Figure record listings:
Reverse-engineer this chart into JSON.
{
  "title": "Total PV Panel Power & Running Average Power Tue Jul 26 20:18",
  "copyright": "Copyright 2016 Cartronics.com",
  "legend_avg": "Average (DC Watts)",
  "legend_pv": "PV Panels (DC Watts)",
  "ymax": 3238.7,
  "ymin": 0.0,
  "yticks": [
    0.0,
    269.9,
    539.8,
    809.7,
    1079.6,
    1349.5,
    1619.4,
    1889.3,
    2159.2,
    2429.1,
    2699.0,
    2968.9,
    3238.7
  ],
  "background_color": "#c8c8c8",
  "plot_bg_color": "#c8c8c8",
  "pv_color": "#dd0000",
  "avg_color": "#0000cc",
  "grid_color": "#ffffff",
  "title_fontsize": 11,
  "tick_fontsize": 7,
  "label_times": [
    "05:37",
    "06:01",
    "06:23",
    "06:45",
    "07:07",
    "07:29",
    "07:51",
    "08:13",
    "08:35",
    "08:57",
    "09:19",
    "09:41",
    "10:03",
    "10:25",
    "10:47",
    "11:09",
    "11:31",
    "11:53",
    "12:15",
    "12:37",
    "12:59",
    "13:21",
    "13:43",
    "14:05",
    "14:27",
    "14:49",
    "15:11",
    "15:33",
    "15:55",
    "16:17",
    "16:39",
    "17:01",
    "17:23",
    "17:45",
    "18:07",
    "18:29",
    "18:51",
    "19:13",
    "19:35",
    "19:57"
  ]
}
...
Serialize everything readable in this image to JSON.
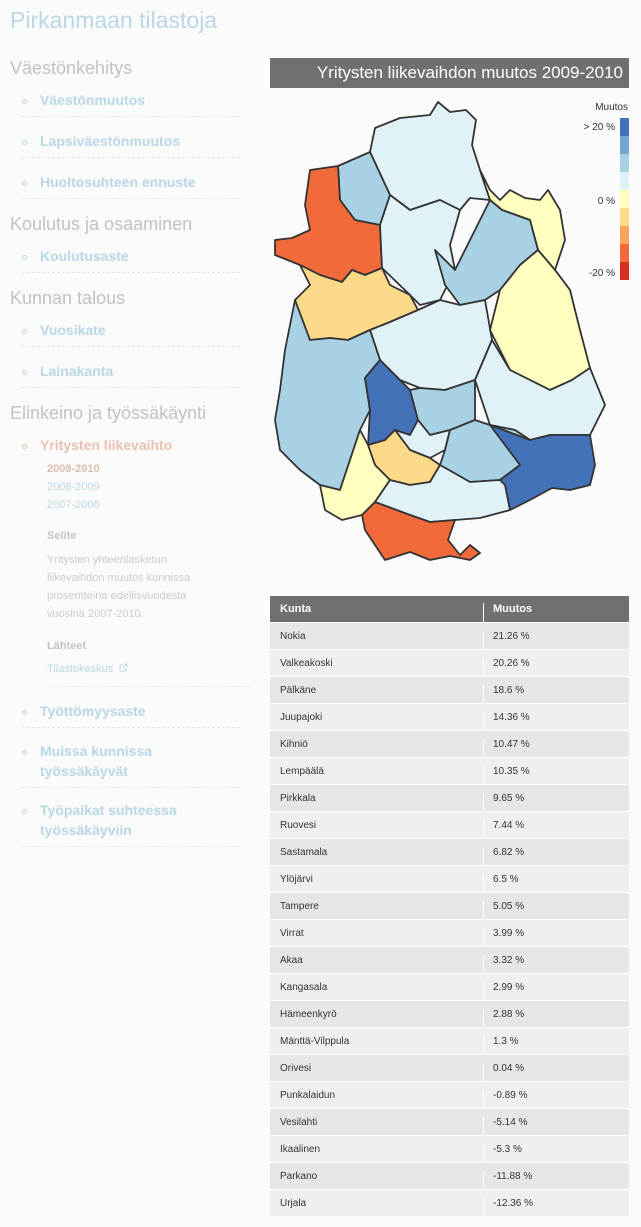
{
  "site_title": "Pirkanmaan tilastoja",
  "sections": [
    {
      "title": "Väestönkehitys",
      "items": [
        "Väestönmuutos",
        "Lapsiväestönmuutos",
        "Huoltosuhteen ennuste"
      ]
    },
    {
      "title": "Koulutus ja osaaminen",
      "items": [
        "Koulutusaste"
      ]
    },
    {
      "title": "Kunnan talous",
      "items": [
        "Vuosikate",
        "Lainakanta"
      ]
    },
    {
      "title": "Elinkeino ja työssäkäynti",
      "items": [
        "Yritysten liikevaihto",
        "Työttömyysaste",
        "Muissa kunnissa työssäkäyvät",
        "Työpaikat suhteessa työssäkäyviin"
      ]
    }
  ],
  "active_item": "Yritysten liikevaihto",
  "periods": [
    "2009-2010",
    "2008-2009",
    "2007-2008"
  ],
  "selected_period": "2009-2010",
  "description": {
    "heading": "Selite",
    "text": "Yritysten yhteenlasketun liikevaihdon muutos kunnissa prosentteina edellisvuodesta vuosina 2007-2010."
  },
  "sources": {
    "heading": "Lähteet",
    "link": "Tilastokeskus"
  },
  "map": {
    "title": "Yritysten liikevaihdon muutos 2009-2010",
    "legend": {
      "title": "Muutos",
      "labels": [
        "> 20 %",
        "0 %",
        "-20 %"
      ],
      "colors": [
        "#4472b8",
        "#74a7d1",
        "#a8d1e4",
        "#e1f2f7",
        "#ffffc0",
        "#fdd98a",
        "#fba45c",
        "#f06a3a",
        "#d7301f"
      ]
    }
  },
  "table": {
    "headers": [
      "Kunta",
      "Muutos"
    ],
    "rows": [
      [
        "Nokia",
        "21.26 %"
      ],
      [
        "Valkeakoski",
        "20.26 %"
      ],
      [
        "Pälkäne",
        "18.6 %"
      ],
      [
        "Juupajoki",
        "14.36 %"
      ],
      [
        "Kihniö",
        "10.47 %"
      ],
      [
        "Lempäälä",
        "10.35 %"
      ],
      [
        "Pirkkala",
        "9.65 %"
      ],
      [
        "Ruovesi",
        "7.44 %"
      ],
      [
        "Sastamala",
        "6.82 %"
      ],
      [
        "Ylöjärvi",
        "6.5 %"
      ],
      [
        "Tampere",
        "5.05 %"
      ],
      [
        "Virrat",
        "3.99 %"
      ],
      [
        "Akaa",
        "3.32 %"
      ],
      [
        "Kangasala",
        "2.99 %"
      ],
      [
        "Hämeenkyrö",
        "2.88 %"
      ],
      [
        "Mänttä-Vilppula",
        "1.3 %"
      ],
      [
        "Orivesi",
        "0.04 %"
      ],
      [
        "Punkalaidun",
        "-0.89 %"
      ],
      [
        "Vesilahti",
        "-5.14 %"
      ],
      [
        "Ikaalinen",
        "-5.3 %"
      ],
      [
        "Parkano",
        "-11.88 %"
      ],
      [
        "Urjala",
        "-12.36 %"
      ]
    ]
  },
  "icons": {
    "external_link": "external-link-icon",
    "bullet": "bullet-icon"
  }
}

Your instructions> Report the number of lines in the entries above that include the word "Average" and add nothing to it.

Result> 2